> _WHAT TO PRODUCE_:
Whenever a line contains the string "scale", copy it out of the entries.
-- START OF GIVEN DATA --
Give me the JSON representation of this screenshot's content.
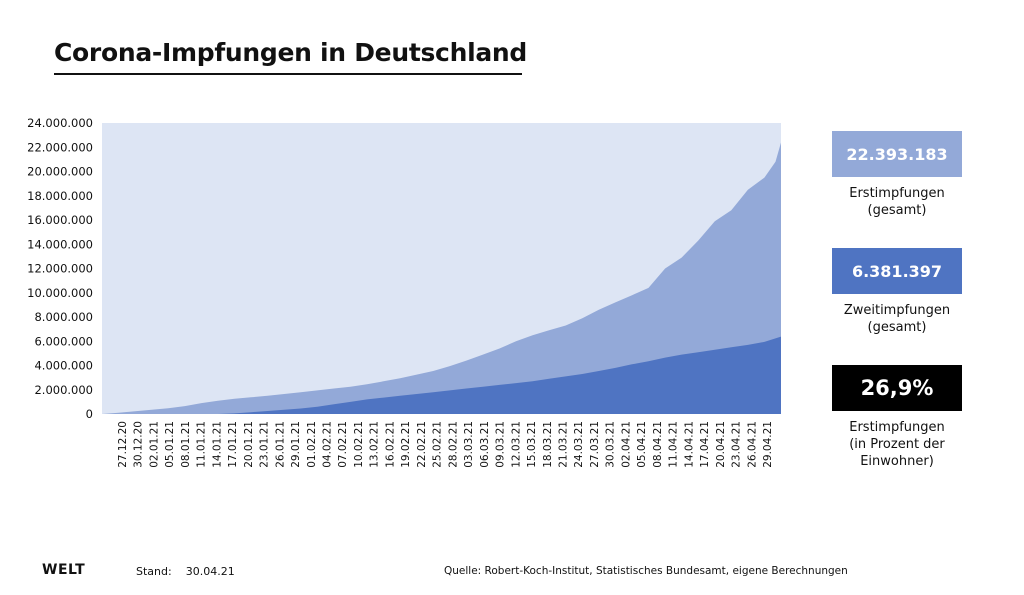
{
  "title": "Corona-Impfungen in Deutschland",
  "colors": {
    "background_area": "#dde5f4",
    "erstimpfungen": "#93a9d8",
    "zweitimpfungen": "#4f74c2",
    "box_percent": "#000000"
  },
  "stats": [
    {
      "value": "22.393.183",
      "label": "Erstimpfungen\n(gesamt)"
    },
    {
      "value": "6.381.397",
      "label": "Zweitimpfungen\n(gesamt)"
    },
    {
      "value": "26,9%",
      "label": "Erstimpfungen\n(in Prozent der\nEinwohner)"
    }
  ],
  "footer": {
    "logo": "WELT",
    "stand_label": "Stand:",
    "stand_date": "30.04.21",
    "source": "Quelle: Robert-Koch-Institut, Statistisches Bundesamt, eigene Berechnungen"
  },
  "chart_data": {
    "type": "area",
    "title": "Corona-Impfungen in Deutschland",
    "xlabel": "",
    "ylabel": "",
    "ylim": [
      0,
      24000000
    ],
    "y_ticks": [
      0,
      2000000,
      4000000,
      6000000,
      8000000,
      10000000,
      12000000,
      14000000,
      16000000,
      18000000,
      20000000,
      22000000,
      24000000
    ],
    "y_tick_labels": [
      "0",
      "2.000.000",
      "4.000.000",
      "6.000.000",
      "8.000.000",
      "10.000.000",
      "12.000.000",
      "14.000.000",
      "16.000.000",
      "18.000.000",
      "20.000.000",
      "22.000.000",
      "24.000.000"
    ],
    "x_start": "2020-12-27",
    "x_end": "2021-04-29",
    "x_tick_labels": [
      "27.12.20",
      "30.12.20",
      "02.01.21",
      "05.01.21",
      "08.01.21",
      "11.01.21",
      "14.01.21",
      "17.01.21",
      "20.01.21",
      "23.01.21",
      "26.01.21",
      "29.01.21",
      "01.02.21",
      "04.02.21",
      "07.02.21",
      "10.02.21",
      "13.02.21",
      "16.02.21",
      "19.02.21",
      "22.02.21",
      "25.02.21",
      "28.02.21",
      "03.03.21",
      "06.03.21",
      "09.03.21",
      "12.03.21",
      "15.03.21",
      "18.03.21",
      "21.03.21",
      "24.03.21",
      "27.03.21",
      "30.03.21",
      "02.04.21",
      "05.04.21",
      "08.04.21",
      "11.04.21",
      "14.04.21",
      "17.04.21",
      "20.04.21",
      "23.04.21",
      "26.04.21",
      "29.04.21"
    ],
    "grid": false,
    "series": [
      {
        "name": "Erstimpfungen",
        "points": [
          [
            "2020-12-27",
            0
          ],
          [
            "2020-12-30",
            100000
          ],
          [
            "2021-01-02",
            230000
          ],
          [
            "2021-01-05",
            350000
          ],
          [
            "2021-01-08",
            480000
          ],
          [
            "2021-01-11",
            650000
          ],
          [
            "2021-01-14",
            900000
          ],
          [
            "2021-01-17",
            1100000
          ],
          [
            "2021-01-20",
            1250000
          ],
          [
            "2021-01-23",
            1380000
          ],
          [
            "2021-01-26",
            1500000
          ],
          [
            "2021-01-29",
            1650000
          ],
          [
            "2021-02-01",
            1800000
          ],
          [
            "2021-02-04",
            1950000
          ],
          [
            "2021-02-07",
            2100000
          ],
          [
            "2021-02-10",
            2250000
          ],
          [
            "2021-02-13",
            2450000
          ],
          [
            "2021-02-16",
            2700000
          ],
          [
            "2021-02-19",
            2950000
          ],
          [
            "2021-02-22",
            3250000
          ],
          [
            "2021-02-25",
            3550000
          ],
          [
            "2021-02-28",
            3950000
          ],
          [
            "2021-03-03",
            4400000
          ],
          [
            "2021-03-06",
            4900000
          ],
          [
            "2021-03-09",
            5400000
          ],
          [
            "2021-03-12",
            6000000
          ],
          [
            "2021-03-15",
            6500000
          ],
          [
            "2021-03-18",
            6900000
          ],
          [
            "2021-03-21",
            7300000
          ],
          [
            "2021-03-24",
            7900000
          ],
          [
            "2021-03-27",
            8600000
          ],
          [
            "2021-03-30",
            9200000
          ],
          [
            "2021-04-02",
            9800000
          ],
          [
            "2021-04-05",
            10400000
          ],
          [
            "2021-04-08",
            12000000
          ],
          [
            "2021-04-11",
            12900000
          ],
          [
            "2021-04-14",
            14300000
          ],
          [
            "2021-04-17",
            15900000
          ],
          [
            "2021-04-20",
            16800000
          ],
          [
            "2021-04-23",
            18500000
          ],
          [
            "2021-04-26",
            19500000
          ],
          [
            "2021-04-28",
            20800000
          ],
          [
            "2021-04-29",
            22393183
          ]
        ]
      },
      {
        "name": "Zweitimpfungen",
        "points": [
          [
            "2020-12-27",
            0
          ],
          [
            "2021-01-17",
            0
          ],
          [
            "2021-01-20",
            50000
          ],
          [
            "2021-01-23",
            150000
          ],
          [
            "2021-01-26",
            250000
          ],
          [
            "2021-01-29",
            350000
          ],
          [
            "2021-02-01",
            450000
          ],
          [
            "2021-02-04",
            600000
          ],
          [
            "2021-02-07",
            800000
          ],
          [
            "2021-02-10",
            1000000
          ],
          [
            "2021-02-13",
            1200000
          ],
          [
            "2021-02-16",
            1350000
          ],
          [
            "2021-02-19",
            1500000
          ],
          [
            "2021-02-22",
            1650000
          ],
          [
            "2021-02-25",
            1800000
          ],
          [
            "2021-02-28",
            1950000
          ],
          [
            "2021-03-03",
            2100000
          ],
          [
            "2021-03-06",
            2250000
          ],
          [
            "2021-03-09",
            2400000
          ],
          [
            "2021-03-12",
            2550000
          ],
          [
            "2021-03-15",
            2700000
          ],
          [
            "2021-03-18",
            2900000
          ],
          [
            "2021-03-21",
            3100000
          ],
          [
            "2021-03-24",
            3300000
          ],
          [
            "2021-03-27",
            3550000
          ],
          [
            "2021-03-30",
            3800000
          ],
          [
            "2021-04-02",
            4100000
          ],
          [
            "2021-04-05",
            4350000
          ],
          [
            "2021-04-08",
            4650000
          ],
          [
            "2021-04-11",
            4900000
          ],
          [
            "2021-04-14",
            5100000
          ],
          [
            "2021-04-17",
            5300000
          ],
          [
            "2021-04-20",
            5500000
          ],
          [
            "2021-04-23",
            5700000
          ],
          [
            "2021-04-26",
            5950000
          ],
          [
            "2021-04-29",
            6381397
          ]
        ]
      }
    ]
  }
}
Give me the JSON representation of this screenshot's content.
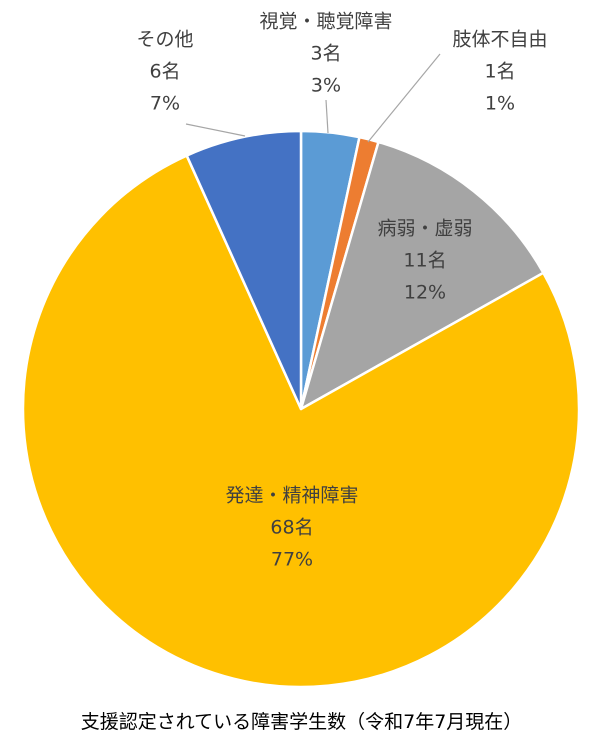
{
  "chart_data": {
    "type": "pie",
    "caption": "支援認定されている障害学生数（令和7年7月現在）",
    "slices": [
      {
        "category": "視覚・聴覚障害",
        "count": 3,
        "count_label": "3名",
        "percent_label": "3%",
        "color": "#5b9bd5"
      },
      {
        "category": "肢体不自由",
        "count": 1,
        "count_label": "1名",
        "percent_label": "1%",
        "color": "#ed7d31"
      },
      {
        "category": "病弱・虚弱",
        "count": 11,
        "count_label": "11名",
        "percent_label": "12%",
        "color": "#a5a5a5"
      },
      {
        "category": "発達・精神障害",
        "count": 68,
        "count_label": "68名",
        "percent_label": "77%",
        "color": "#ffc000"
      },
      {
        "category": "その他",
        "count": 6,
        "count_label": "6名",
        "percent_label": "7%",
        "color": "#4472c4"
      }
    ],
    "start_angle": "12 o'clock",
    "direction": "clockwise",
    "legend": "none"
  }
}
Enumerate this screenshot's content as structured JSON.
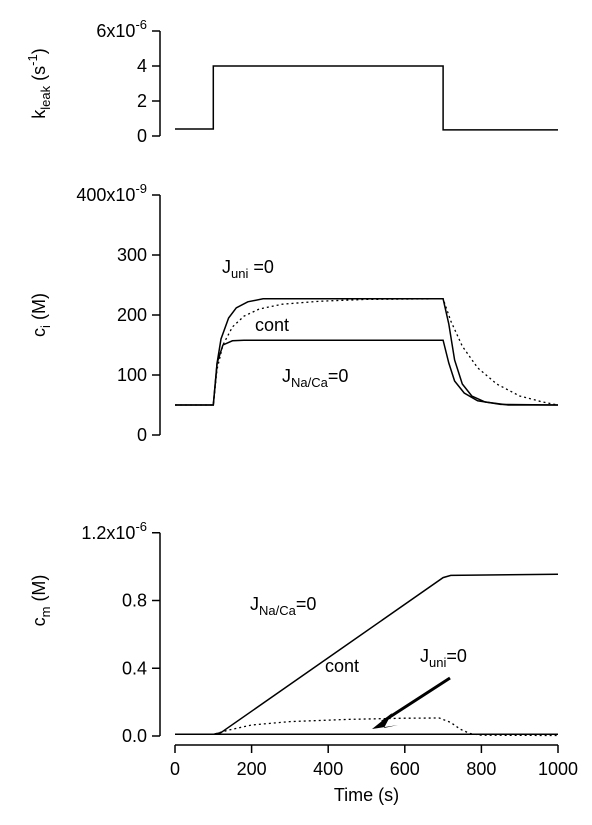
{
  "chart_data": [
    {
      "type": "line",
      "ylabel": "k",
      "ylabel_sub": "leak",
      "ylabel_unit": " (s",
      "ylabel_unit_sup": "-1",
      "ylabel_unit_close": ")",
      "ylim": [
        0,
        6e-06
      ],
      "yticks": [
        {
          "value": 0,
          "label": "0"
        },
        {
          "value": 2e-06,
          "label": "2"
        },
        {
          "value": 4e-06,
          "label": "4"
        },
        {
          "value": 6e-06,
          "label": "6x10",
          "exp": "-6"
        }
      ],
      "series": [
        {
          "style": "solid",
          "points": [
            [
              0,
              4e-07
            ],
            [
              100,
              4e-07
            ],
            [
              100,
              4e-06
            ],
            [
              700,
              4e-06
            ],
            [
              700,
              3.5e-07
            ],
            [
              1000,
              3.5e-07
            ]
          ]
        }
      ]
    },
    {
      "type": "line",
      "ylabel": "c",
      "ylabel_sub": "i",
      "ylabel_unit": " (M)",
      "ylim": [
        0,
        4e-07
      ],
      "yticks": [
        {
          "value": 0,
          "label": "0"
        },
        {
          "value": 1e-07,
          "label": "100"
        },
        {
          "value": 2e-07,
          "label": "200"
        },
        {
          "value": 3e-07,
          "label": "300"
        },
        {
          "value": 4e-07,
          "label": "400x10",
          "exp": "-9"
        }
      ],
      "series": [
        {
          "style": "solid",
          "label": "J_uni=0",
          "points": [
            [
              0,
              5e-08
            ],
            [
              100,
              5e-08
            ],
            [
              110,
              1.2e-07
            ],
            [
              120,
              1.6e-07
            ],
            [
              140,
              1.95e-07
            ],
            [
              160,
              2.12e-07
            ],
            [
              190,
              2.22e-07
            ],
            [
              230,
              2.27e-07
            ],
            [
              700,
              2.27e-07
            ],
            [
              715,
              1.85e-07
            ],
            [
              730,
              1.25e-07
            ],
            [
              750,
              8.5e-08
            ],
            [
              775,
              6.5e-08
            ],
            [
              810,
              5.5e-08
            ],
            [
              870,
              5e-08
            ],
            [
              1000,
              5e-08
            ]
          ]
        },
        {
          "style": "dotted",
          "label": "cont",
          "points": [
            [
              0,
              5e-08
            ],
            [
              100,
              5e-08
            ],
            [
              110,
              1.1e-07
            ],
            [
              125,
              1.5e-07
            ],
            [
              150,
              1.8e-07
            ],
            [
              180,
              1.98e-07
            ],
            [
              220,
              2.1e-07
            ],
            [
              280,
              2.18e-07
            ],
            [
              380,
              2.23e-07
            ],
            [
              500,
              2.26e-07
            ],
            [
              700,
              2.27e-07
            ],
            [
              720,
              1.9e-07
            ],
            [
              750,
              1.48e-07
            ],
            [
              790,
              1.12e-07
            ],
            [
              840,
              8.5e-08
            ],
            [
              900,
              6.5e-08
            ],
            [
              960,
              5.5e-08
            ],
            [
              1000,
              5e-08
            ]
          ]
        },
        {
          "style": "solid",
          "label": "J_Na/Ca=0",
          "points": [
            [
              0,
              5e-08
            ],
            [
              100,
              5e-08
            ],
            [
              110,
              1.2e-07
            ],
            [
              125,
              1.5e-07
            ],
            [
              150,
              1.57e-07
            ],
            [
              180,
              1.58e-07
            ],
            [
              700,
              1.58e-07
            ],
            [
              715,
              1.2e-07
            ],
            [
              730,
              9e-08
            ],
            [
              755,
              7e-08
            ],
            [
              790,
              5.7e-08
            ],
            [
              850,
              5.1e-08
            ],
            [
              1000,
              5e-08
            ]
          ]
        }
      ],
      "annotations": [
        {
          "text": "J",
          "sub": "uni",
          "after": " =0"
        },
        {
          "text": "cont"
        },
        {
          "text": "J",
          "sub": "Na/Ca",
          "after": "=0"
        }
      ]
    },
    {
      "type": "line",
      "xlabel": "Time (s)",
      "ylabel": "c",
      "ylabel_sub": "m",
      "ylabel_unit": " (M)",
      "xlim": [
        0,
        1000
      ],
      "ylim": [
        0,
        1.6e-06
      ],
      "xticks": [
        {
          "value": 0,
          "label": "0"
        },
        {
          "value": 200,
          "label": "200"
        },
        {
          "value": 400,
          "label": "400"
        },
        {
          "value": 600,
          "label": "600"
        },
        {
          "value": 800,
          "label": "800"
        },
        {
          "value": 1000,
          "label": "1000"
        }
      ],
      "yticks": [
        {
          "value": 0,
          "label": "0.0"
        },
        {
          "value": 4e-07,
          "label": "0.4"
        },
        {
          "value": 8e-07,
          "label": "0.8"
        },
        {
          "value": 1.2e-06,
          "label": "1.2x10",
          "exp": "-6"
        }
      ],
      "series": [
        {
          "style": "solid",
          "label": "J_Na/Ca=0",
          "points": [
            [
              0,
              1e-08
            ],
            [
              100,
              1e-08
            ],
            [
              120,
              2e-08
            ],
            [
              700,
              9.35e-07
            ],
            [
              720,
              9.48e-07
            ],
            [
              1000,
              9.55e-07
            ]
          ]
        },
        {
          "style": "dotted",
          "label": "cont",
          "points": [
            [
              0,
              1e-08
            ],
            [
              100,
              1e-08
            ],
            [
              140,
              3.5e-08
            ],
            [
              200,
              6.5e-08
            ],
            [
              300,
              8.5e-08
            ],
            [
              450,
              9.8e-08
            ],
            [
              600,
              1.05e-07
            ],
            [
              690,
              1.06e-07
            ],
            [
              720,
              8e-08
            ],
            [
              745,
              4e-08
            ],
            [
              770,
              1.5e-08
            ],
            [
              800,
              5e-09
            ],
            [
              1000,
              3e-09
            ]
          ]
        },
        {
          "style": "solid",
          "label": "J_uni=0",
          "points": [
            [
              0,
              1e-08
            ],
            [
              1000,
              1e-08
            ]
          ]
        }
      ],
      "annotations": [
        {
          "text": "J",
          "sub": "Na/Ca",
          "after": "=0"
        },
        {
          "text": "cont"
        },
        {
          "text": "J",
          "sub": "uni",
          "after": "=0"
        }
      ]
    }
  ]
}
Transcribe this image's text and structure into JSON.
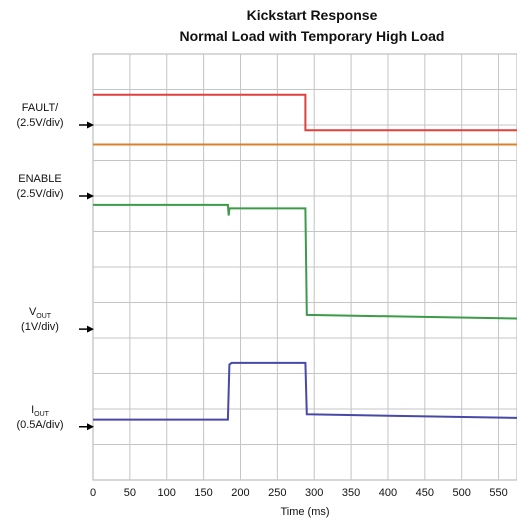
{
  "chart_data": {
    "type": "line",
    "title": [
      "Kickstart Response",
      "Normal Load with Temporary High Load"
    ],
    "xlabel": "Time (ms)",
    "xlim": [
      0,
      575
    ],
    "x_ticks": [
      0,
      50,
      100,
      150,
      200,
      250,
      300,
      350,
      400,
      450,
      500,
      550
    ],
    "grid": true,
    "channels": [
      {
        "name": "FAULT/",
        "scale": "(2.5V/div)"
      },
      {
        "name": "ENABLE",
        "scale": "(2.5V/div)"
      },
      {
        "name": "V",
        "sub": "OUT",
        "scale": "(1V/div)"
      },
      {
        "name": "I",
        "sub": "OUT",
        "scale": "(0.5A/div)"
      }
    ],
    "series": [
      {
        "color": "#e0403c",
        "points": [
          [
            0,
            7.6
          ],
          [
            288,
            7.6
          ],
          [
            288,
            6.6
          ],
          [
            575,
            6.6
          ]
        ]
      },
      {
        "color": "#d9822b",
        "points": [
          [
            0,
            6.2
          ],
          [
            575,
            6.2
          ]
        ]
      },
      {
        "color": "#3c9a48",
        "points": [
          [
            0,
            4.5
          ],
          [
            183,
            4.5
          ],
          [
            184,
            4.2
          ],
          [
            185,
            4.4
          ],
          [
            288,
            4.4
          ],
          [
            290,
            1.4
          ],
          [
            575,
            1.3
          ]
        ]
      },
      {
        "color": "#4848a8",
        "points": [
          [
            0,
            -1.55
          ],
          [
            183,
            -1.55
          ],
          [
            185,
            0.0
          ],
          [
            188,
            0.05
          ],
          [
            288,
            0.05
          ],
          [
            290,
            -1.4
          ],
          [
            575,
            -1.5
          ]
        ]
      }
    ]
  }
}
-- END OF GIVEN DATA --
> _RESPONSE_:
        "scale": "(2.5V/div)"
        "scale": "(2.5V/div)"
        "scale": "(1V/div)"
        "scale": "(0.5A/div)"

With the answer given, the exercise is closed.